Stored data entries
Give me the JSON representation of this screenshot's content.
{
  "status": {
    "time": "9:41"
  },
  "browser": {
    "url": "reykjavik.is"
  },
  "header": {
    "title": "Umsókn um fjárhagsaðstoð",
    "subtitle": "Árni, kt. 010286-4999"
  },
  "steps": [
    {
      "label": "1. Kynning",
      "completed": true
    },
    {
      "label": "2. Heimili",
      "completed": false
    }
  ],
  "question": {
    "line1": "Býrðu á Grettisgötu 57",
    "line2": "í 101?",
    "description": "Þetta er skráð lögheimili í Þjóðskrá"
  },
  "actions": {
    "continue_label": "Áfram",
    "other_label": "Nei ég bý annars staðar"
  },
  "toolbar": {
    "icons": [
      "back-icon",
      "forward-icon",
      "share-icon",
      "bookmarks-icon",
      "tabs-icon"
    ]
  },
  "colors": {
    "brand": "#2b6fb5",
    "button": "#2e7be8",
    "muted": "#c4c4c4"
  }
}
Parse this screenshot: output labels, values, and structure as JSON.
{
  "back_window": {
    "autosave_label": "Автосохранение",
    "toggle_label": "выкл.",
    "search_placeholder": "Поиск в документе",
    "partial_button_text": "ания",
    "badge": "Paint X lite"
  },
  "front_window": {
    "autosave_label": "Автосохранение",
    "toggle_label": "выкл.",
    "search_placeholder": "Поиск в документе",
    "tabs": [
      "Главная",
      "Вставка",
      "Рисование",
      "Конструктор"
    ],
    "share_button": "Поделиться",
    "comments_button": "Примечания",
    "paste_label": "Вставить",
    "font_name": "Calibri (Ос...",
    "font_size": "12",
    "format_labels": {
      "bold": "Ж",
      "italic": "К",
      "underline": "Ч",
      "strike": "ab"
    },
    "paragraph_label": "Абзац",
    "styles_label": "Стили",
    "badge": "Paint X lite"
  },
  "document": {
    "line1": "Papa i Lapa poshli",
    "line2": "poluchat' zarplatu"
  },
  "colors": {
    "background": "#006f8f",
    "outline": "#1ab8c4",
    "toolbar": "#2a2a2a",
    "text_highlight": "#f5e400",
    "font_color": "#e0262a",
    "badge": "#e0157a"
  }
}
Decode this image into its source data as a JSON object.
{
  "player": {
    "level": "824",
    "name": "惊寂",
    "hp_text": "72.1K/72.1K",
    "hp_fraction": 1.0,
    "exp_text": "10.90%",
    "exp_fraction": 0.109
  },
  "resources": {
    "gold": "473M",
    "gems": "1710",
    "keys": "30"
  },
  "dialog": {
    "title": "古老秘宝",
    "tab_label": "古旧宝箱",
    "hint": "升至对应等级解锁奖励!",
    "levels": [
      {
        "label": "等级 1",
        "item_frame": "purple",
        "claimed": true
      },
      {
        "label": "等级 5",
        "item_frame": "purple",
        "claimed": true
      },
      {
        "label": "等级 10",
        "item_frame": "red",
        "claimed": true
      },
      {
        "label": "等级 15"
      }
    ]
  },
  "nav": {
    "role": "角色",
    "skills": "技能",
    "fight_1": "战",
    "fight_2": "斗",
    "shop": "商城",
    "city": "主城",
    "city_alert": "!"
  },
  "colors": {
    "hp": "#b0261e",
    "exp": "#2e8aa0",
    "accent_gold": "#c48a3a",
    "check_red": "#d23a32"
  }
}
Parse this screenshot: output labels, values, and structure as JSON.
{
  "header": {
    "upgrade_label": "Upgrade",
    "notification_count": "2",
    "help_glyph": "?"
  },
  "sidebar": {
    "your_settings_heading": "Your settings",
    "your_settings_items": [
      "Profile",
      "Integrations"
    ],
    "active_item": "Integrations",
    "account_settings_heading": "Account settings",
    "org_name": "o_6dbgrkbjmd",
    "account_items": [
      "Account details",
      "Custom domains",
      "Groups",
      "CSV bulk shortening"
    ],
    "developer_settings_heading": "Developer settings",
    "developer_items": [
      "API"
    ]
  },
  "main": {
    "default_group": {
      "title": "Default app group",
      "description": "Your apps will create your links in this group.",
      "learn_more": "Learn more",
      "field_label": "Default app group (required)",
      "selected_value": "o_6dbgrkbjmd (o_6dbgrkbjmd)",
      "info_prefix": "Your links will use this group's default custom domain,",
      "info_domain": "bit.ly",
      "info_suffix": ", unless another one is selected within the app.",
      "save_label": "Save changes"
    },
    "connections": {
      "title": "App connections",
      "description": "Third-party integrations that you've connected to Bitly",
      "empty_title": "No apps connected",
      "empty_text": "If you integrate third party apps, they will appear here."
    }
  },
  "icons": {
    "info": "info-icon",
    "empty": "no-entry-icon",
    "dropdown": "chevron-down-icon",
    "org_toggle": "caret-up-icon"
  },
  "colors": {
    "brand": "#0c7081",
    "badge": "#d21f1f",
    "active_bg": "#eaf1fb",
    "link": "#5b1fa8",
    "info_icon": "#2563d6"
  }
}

→ Task instructions
Extract all lines from the material above that include the word "connections".

→ Task output
    "connections": {
      "title": "App connections",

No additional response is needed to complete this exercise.